==== Text

Das war„On the record 2019“!

Auf Einladung des Lehrstuhls für Wirtschaftspolitischen Journalismus kamen am 28. November rund 200 Gäste in den Konferenzbereich des Signal Iduna Park.

Wie Henrik Müller, Professor für Wirtschaftspolitischen Journalismus und Organisator der Veranstaltung, in seiner Eröffnungsrede betonte, will die „On the Record“-Konferenz für Wirtschaft, Politik und Journalismus, die seit 2014 regelmäßig stattfindet, „einen Beitrag leisten zur Überwindung des wechselseitigen Unverständnisses, das unsere Gesellschaft zunehmend spaltet.“ 

Sie wolle einen Rahmen für den Austausch zwischen Vertretern der Wirtschaft, der Politik, den Medien und der Wissenschaft bieten. „Wer die Perspektive der anderen Seite in einem Diskurs kennenlernt, wird eher bereit sein, sich argumentativ damit auseinanderzusetzen, anstatt draufloszubrüllen oder dem nächsten Shitstorm hinterherzulaufen“, so Müller. 

Auch Prof. Ursula Gather, Rektorin der TU Dortmund, betonte in ihrem Grußwort, wie wichtig es sei, sich gegenseitig auszutauschen, um sich besser zu verstehen. Die Wissenschaft leiste dabei einen wichtigen Beitrag zur Objektivität und einer neutralen Sicht auf die Wirklichkeit. 

Zerbricht die Eurozone in der nächsten Krise?

========
==== Bereitgestellte Datensätze

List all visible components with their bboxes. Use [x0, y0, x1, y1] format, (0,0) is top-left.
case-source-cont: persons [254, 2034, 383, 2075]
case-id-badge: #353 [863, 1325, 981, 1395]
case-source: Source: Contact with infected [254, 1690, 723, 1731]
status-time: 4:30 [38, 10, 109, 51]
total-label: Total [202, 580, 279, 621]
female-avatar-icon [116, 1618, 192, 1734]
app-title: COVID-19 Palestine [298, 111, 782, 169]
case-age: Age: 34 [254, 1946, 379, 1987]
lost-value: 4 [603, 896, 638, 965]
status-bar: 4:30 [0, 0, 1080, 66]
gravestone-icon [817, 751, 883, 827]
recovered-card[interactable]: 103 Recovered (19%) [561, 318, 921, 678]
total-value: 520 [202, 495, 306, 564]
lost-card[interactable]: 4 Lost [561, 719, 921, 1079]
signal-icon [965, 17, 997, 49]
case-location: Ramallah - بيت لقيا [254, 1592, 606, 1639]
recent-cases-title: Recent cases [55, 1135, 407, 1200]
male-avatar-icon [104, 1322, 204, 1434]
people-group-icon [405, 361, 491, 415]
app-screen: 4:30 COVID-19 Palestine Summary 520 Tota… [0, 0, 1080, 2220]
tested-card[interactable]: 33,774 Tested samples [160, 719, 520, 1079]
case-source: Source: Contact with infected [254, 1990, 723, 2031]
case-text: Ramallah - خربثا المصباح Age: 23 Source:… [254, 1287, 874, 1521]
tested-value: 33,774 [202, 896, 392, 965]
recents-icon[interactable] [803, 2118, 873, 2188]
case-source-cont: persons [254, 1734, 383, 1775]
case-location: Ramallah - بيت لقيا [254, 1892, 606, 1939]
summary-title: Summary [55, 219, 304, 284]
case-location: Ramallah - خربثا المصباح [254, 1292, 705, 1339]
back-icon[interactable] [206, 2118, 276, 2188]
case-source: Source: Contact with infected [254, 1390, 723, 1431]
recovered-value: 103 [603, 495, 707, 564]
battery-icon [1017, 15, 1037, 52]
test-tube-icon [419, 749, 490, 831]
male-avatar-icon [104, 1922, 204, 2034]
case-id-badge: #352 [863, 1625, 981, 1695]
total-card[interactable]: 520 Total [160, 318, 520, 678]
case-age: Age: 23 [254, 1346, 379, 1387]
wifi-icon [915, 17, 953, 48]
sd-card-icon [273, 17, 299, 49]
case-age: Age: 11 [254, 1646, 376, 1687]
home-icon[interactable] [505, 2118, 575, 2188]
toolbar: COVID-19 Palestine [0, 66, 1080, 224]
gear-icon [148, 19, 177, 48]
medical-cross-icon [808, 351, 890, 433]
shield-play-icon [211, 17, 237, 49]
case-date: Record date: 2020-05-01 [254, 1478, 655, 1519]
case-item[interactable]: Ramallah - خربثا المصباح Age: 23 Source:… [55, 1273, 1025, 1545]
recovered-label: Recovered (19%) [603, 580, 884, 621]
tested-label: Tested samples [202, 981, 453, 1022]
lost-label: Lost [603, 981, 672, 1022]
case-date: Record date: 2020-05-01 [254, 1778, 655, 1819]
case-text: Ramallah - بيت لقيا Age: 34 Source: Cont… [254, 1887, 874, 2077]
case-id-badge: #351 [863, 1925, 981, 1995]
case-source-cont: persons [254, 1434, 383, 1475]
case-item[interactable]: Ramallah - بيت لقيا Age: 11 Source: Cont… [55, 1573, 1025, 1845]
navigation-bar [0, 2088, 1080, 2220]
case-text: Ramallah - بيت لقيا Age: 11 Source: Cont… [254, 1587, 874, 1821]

========

> [Aufgabe 1] Wie viele Gäste kamen laut dem Text zur Konferenz „On the Record 2019“ in den Konferenzbereich des Signal Iduna Park?
> [Aufgabe 2] Führe den Text zur Konferenz „On the Record 2019“ im Anschluss an seinen letzten Satz fort.
Die Datensätze stammen aus einer anderen Quelle als der Text.

> [Antwort 1] Es kamen rund 200 Gäste.

> [Antwort 2]
In den sechs Gesprächsrunden, die alle von Studierenden des Wirtschaftspolitischen Journalismus moderiert wurden, standen der Streit um die Zukunft unserer Wirtschafts- und Gesellschaftsordnung sowie das Ringen um die Zukunft des Euro im Vordergrund.  

Auf die Frage „Zerbricht die Eurozone in der nächsten Krise?“ gab es von Klaus Regling, Managing Director des Euro-Rettungsschirms ESM, ein ganz klares Nein. Der Abschwung in Deutschland sei undramatisch und Europa auf einem guten Weg. Dafür habe der ESM aktuell 300 Milliarden Euro an EU-Länder verliehen, die sonst auf dem Kapitalmarkt keinen Kredit bekommen bzw. sonst nur zu sehr teuren Konditionen. Manches wäre einfacher, wenn es die „Vereinigten Staaten von Europa“ gebe, meinte Regling, trotzdem sei er der Ansicht, dass die Währungsunion auch so gut funktioniere. „Der Euro hat für Deutschland viele Vorteile“, gab er zu bedenken, „der Binnenmarkt wird gestärkt und es gibt weniger Währungskrisen. Das wird in der Öffentlichkeit oft vergessen.“

Hat der Wirtschaftsjournalismus ein Frauenproblem?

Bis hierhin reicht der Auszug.